→ GIVEN INSTRUCTION
Copy each line of the records that holds the string "text".

→ TASK MATERIAL
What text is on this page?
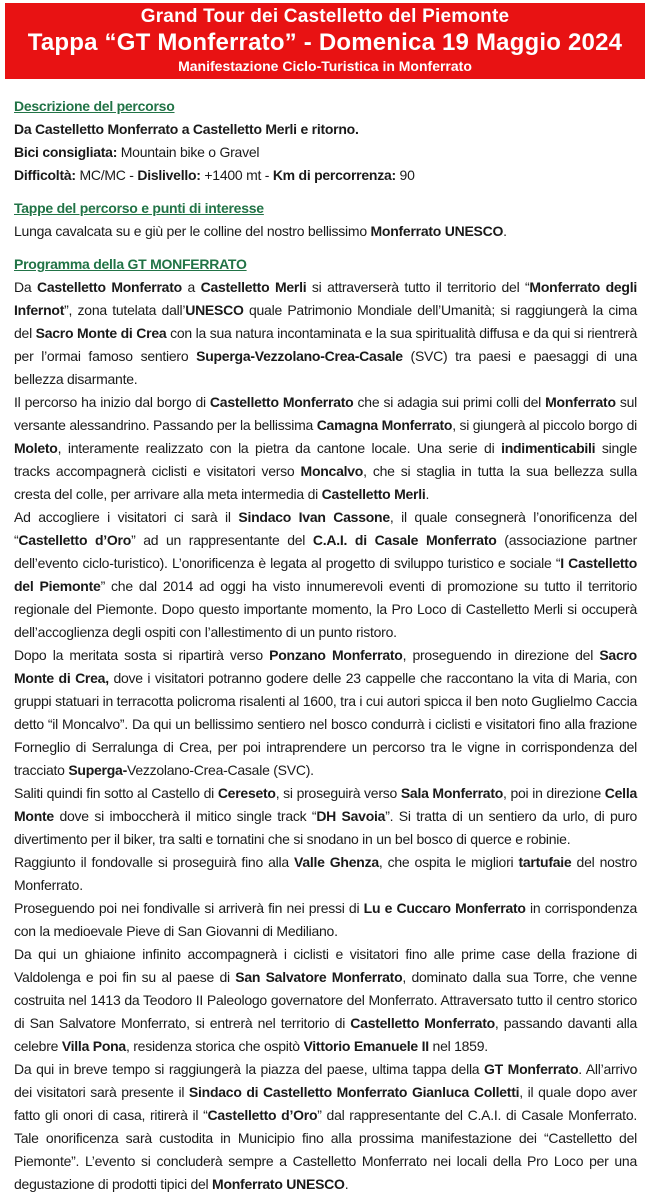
Grand Tour dei Castelletto del Piemonte
Tappa “GT Monferrato” - Domenica 19 Maggio 2024
Manifestazione Ciclo-Turistica in Monferrato
Descrizione del percorso
Da Castelletto Monferrato a Castelletto Merli e ritorno.
Bici consigliata: Mountain bike o Gravel
Difficoltà: MC/MC - Dislivello: +1400 mt - Km di percorrenza: 90
Tappe del percorso e punti di interesse
Lunga cavalcata su e giù per le colline del nostro bellissimo Monferrato UNESCO.
Programma della GT MONFERRATO
Da Castelletto Monferrato a Castelletto Merli si attraverserà tutto il territorio del “Monferrato degli Infernot”, zona tutelata dall’UNESCO quale Patrimonio Mondiale dell’Umanità; si raggiungerà la cima del Sacro Monte di Crea con la sua natura incontaminata e la sua spiritualità diffusa e da qui si rientrerà per l’ormai famoso sentiero Superga-Vezzolano-Crea-Casale (SVC) tra paesi e paesaggi di una bellezza disarmante.
Il percorso ha inizio dal borgo di Castelletto Monferrato che si adagia sui primi colli del Monferrato sul versante alessandrino. Passando per la bellissima Camagna Monferrato, si giungerà al piccolo borgo di Moleto, interamente realizzato con la pietra da cantone locale. Una serie di indimenticabili single tracks accompagnerà ciclisti e visitatori verso Moncalvo, che si staglia in tutta la sua bellezza sulla cresta del colle, per arrivare alla meta intermedia di Castelletto Merli.
Ad accogliere i visitatori ci sarà il Sindaco Ivan Cassone, il quale consegnerà l’onorificenza del “Castelletto d’Oro” ad un rappresentante del C.A.I. di Casale Monferrato (associazione partner dell’evento ciclo-turistico). L’onorificenza è legata al progetto di sviluppo turistico e sociale “I Castelletto del Piemonte” che dal 2014 ad oggi ha visto innumerevoli eventi di promozione su tutto il territorio regionale del Piemonte. Dopo questo importante momento, la Pro Loco di Castelletto Merli si occuperà dell’accoglienza degli ospiti con l’allestimento di un punto ristoro.
Dopo la meritata sosta si ripartirà verso Ponzano Monferrato, proseguendo in direzione del Sacro Monte di Crea, dove i visitatori potranno godere delle 23 cappelle che raccontano la vita di Maria, con gruppi statuari in terracotta policroma risalenti al 1600, tra i cui autori spicca il ben noto Guglielmo Caccia detto “il Moncalvo”. Da qui un bellissimo sentiero nel bosco condurrà i ciclisti e visitatori fino alla frazione Forneglio di Serralunga di Crea, per poi intraprendere un percorso tra le vigne in corrispondenza del tracciato Superga-Vezzolano-Crea-Casale (SVC).
Saliti quindi fin sotto al Castello di Cereseto, si proseguirà verso Sala Monferrato, poi in direzione Cella Monte dove si imboccherà il mitico single track “DH Savoia”. Si tratta di un sentiero da urlo, di puro divertimento per il biker, tra salti e tornatini che si snodano in un bel bosco di querce e robinie.
Raggiunto il fondovalle si proseguirà fino alla Valle Ghenza, che ospita le migliori tartufaie del nostro Monferrato.
Proseguendo poi nei fondivalle si arriverà fin nei pressi di Lu e Cuccaro Monferrato in corrispondenza con la medioevale Pieve di San Giovanni di Mediliano.
Da qui un ghiaione infinito accompagnerà i ciclisti e visitatori fino alle prime case della frazione di Valdolenga e poi fin su al paese di San Salvatore Monferrato, dominato dalla sua Torre, che venne costruita nel 1413 da Teodoro II Paleologo governatore del Monferrato. Attraversato tutto il centro storico di San Salvatore Monferrato, si entrerà nel territorio di Castelletto Monferrato, passando davanti alla celebre Villa Pona, residenza storica che ospitò Vittorio Emanuele II nel 1859.
Da qui in breve tempo si raggiungerà la piazza del paese, ultima tappa della GT Monferrato. All’arrivo dei visitatori sarà presente il Sindaco di Castelletto Monferrato Gianluca Colletti, il quale dopo aver fatto gli onori di casa, ritirerà il “Castelletto d’Oro” dal rappresentante del C.A.I. di Casale Monferrato. Tale onorificenza sarà custodita in Municipio fino alla prossima manifestazione dei “Castelletto del Piemonte”. L’evento si concluderà sempre a Castelletto Monferrato nei locali della Pro Loco per una degustazione di prodotti tipici del Monferrato UNESCO.
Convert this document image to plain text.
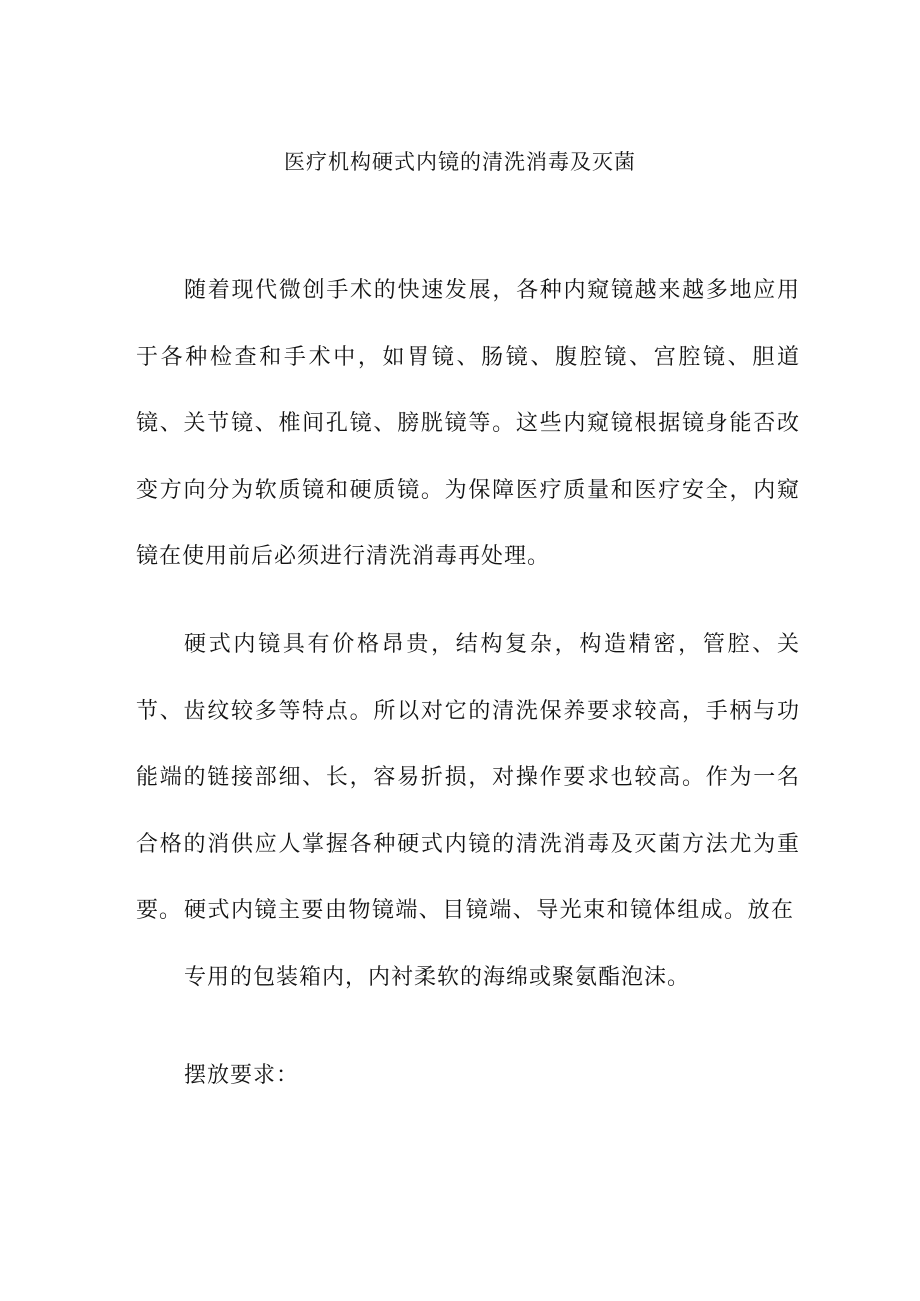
医疗机构硬式内镜的清洗消毒及灭菌

随着现代微创手术的快速发展，各种内窥镜越来越多地应用于各种检查和手术中，如胃镜、肠镜、腹腔镜、宫腔镜、胆道镜、关节镜、椎间孔镜、膀胱镜等。这些内窥镜根据镜身能否改变方向分为软质镜和硬质镜。为保障医疗质量和医疗安全，内窥镜在使用前后必须进行清洗消毒再处理。

硬式内镜具有价格昂贵，结构复杂，构造精密，管腔、关节、齿纹较多等特点。所以对它的清洗保养要求较高，手柄与功能端的链接部细、长，容易折损，对操作要求也较高。作为一名合格的消供应人掌握各种硬式内镜的清洗消毒及灭菌方法尤为重要。 硬式内镜主要由物镜端、目镜端、导光束和镜体组成。放在专用的包装箱内，内衬柔软的海绵或聚氨酯泡沫。

摆放要求：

→ FINAL ANSWER
What text is on this page?
Convert this document image to plain text.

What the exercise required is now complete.